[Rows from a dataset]
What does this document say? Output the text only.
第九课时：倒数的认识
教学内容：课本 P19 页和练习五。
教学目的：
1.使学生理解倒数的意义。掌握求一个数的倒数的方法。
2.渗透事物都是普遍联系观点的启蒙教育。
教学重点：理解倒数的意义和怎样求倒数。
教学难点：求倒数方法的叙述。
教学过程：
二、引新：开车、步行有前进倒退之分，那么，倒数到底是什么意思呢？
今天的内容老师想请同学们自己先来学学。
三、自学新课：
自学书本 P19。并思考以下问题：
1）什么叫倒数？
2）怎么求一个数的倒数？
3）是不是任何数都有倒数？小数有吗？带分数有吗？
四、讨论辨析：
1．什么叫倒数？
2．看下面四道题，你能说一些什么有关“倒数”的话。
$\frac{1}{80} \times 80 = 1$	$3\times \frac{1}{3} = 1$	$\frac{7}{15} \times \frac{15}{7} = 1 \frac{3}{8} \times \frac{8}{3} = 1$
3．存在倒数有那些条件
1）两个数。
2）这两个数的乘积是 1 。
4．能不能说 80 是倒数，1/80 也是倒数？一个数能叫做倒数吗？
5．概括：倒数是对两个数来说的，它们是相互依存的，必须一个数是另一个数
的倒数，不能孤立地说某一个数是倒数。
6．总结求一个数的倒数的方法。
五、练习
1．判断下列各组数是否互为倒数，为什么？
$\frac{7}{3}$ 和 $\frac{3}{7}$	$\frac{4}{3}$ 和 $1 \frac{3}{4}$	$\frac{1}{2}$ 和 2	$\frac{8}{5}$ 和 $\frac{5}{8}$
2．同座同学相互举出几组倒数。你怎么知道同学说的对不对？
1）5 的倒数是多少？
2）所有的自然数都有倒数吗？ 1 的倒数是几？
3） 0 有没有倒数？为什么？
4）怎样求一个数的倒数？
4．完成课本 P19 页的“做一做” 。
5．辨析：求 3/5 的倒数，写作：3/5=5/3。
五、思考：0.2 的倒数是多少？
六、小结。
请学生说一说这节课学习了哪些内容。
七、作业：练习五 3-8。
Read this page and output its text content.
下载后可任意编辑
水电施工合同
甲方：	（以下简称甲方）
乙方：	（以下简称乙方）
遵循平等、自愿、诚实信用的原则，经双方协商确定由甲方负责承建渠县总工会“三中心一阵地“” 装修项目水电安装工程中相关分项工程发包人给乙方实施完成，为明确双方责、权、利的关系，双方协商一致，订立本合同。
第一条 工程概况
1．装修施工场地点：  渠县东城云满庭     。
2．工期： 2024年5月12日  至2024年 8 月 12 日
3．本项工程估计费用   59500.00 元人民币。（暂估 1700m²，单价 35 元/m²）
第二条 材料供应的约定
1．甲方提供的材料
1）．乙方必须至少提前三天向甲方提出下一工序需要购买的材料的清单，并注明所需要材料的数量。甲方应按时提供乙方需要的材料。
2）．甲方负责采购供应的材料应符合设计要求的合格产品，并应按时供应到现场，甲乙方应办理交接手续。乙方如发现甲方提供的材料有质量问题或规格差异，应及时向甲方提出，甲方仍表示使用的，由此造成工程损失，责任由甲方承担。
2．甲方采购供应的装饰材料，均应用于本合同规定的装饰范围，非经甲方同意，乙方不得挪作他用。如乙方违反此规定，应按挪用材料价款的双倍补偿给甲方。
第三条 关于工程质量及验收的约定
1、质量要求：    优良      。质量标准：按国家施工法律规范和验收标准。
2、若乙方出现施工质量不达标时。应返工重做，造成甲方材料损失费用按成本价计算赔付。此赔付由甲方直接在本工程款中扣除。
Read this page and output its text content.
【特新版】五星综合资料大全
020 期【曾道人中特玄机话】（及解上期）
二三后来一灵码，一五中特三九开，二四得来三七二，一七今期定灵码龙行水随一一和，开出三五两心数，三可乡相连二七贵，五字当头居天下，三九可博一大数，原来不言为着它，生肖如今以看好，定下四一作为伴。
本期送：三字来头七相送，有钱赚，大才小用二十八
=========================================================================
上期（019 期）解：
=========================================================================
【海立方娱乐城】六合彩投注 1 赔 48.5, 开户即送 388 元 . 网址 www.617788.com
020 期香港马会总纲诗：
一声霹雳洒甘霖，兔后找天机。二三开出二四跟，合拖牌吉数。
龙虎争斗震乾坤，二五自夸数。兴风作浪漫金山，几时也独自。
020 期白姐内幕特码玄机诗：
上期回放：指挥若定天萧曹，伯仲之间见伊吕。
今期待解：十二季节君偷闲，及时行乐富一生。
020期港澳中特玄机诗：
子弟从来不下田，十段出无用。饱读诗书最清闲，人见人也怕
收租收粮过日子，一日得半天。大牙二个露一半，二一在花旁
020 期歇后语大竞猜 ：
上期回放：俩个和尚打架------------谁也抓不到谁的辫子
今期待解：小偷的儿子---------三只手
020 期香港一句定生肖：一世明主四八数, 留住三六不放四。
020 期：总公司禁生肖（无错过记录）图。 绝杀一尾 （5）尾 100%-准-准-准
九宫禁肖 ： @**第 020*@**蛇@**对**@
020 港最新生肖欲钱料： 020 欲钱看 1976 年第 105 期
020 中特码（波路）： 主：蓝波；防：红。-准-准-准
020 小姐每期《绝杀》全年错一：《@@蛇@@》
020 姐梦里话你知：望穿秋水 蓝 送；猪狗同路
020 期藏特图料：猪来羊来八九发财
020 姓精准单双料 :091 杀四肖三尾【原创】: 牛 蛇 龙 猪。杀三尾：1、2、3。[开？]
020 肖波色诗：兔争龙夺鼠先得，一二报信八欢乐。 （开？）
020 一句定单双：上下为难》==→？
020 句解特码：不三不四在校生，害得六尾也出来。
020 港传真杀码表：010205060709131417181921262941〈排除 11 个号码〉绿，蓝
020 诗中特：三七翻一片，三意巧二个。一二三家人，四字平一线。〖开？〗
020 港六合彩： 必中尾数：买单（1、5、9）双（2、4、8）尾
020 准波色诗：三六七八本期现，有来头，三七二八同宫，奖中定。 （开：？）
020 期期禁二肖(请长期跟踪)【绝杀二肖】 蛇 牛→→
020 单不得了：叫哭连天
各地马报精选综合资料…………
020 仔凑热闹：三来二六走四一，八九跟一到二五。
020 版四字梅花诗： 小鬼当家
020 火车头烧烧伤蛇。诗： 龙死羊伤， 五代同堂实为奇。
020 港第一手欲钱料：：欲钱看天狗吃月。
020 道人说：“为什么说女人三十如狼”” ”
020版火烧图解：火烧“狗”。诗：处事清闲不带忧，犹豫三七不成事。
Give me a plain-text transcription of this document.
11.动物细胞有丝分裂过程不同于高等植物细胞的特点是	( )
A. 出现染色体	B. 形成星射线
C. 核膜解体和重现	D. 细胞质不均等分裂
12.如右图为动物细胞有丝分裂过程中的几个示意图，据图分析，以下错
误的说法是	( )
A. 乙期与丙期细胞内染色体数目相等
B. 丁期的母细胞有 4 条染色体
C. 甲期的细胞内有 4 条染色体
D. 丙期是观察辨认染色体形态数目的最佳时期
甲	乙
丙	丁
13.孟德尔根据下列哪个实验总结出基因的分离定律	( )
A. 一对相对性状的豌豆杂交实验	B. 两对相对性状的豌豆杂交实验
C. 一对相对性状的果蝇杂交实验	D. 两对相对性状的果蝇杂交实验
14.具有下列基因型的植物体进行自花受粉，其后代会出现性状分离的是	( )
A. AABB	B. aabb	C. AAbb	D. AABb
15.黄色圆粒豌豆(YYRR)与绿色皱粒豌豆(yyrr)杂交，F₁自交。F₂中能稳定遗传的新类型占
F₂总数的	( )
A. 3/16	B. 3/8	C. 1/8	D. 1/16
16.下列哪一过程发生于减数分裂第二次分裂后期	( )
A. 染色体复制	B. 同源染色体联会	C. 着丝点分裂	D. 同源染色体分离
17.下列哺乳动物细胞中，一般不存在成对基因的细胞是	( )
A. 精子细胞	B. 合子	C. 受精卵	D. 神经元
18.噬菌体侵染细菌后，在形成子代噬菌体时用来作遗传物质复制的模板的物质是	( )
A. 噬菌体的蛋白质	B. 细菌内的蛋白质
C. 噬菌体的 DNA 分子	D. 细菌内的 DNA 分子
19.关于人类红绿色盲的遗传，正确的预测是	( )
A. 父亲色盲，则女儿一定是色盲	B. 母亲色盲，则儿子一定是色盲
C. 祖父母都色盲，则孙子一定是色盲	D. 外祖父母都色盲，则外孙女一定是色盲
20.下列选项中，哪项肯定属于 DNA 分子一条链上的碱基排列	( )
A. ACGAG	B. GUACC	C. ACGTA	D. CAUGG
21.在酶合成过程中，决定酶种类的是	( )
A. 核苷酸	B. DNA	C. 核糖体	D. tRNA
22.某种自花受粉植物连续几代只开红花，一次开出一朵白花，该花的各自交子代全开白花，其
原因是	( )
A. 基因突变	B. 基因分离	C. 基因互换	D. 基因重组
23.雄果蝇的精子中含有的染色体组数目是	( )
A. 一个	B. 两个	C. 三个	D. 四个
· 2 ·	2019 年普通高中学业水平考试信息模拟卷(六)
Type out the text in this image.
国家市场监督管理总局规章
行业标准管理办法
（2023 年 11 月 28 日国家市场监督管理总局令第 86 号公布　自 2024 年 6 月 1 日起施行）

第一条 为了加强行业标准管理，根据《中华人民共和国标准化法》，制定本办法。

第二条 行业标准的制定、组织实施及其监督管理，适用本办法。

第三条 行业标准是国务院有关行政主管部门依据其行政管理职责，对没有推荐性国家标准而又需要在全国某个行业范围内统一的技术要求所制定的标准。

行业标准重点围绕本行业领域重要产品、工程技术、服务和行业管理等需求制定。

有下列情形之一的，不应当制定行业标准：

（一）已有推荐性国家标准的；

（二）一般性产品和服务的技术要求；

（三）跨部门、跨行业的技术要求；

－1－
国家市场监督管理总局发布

_WHAT TO PRODUCE_: From the entries above, copy every line that holds the word "document".

_RESULT OF THE EXERCISE_:
What does this document say? Output the text only.
Give me a plain-text transcription of this document.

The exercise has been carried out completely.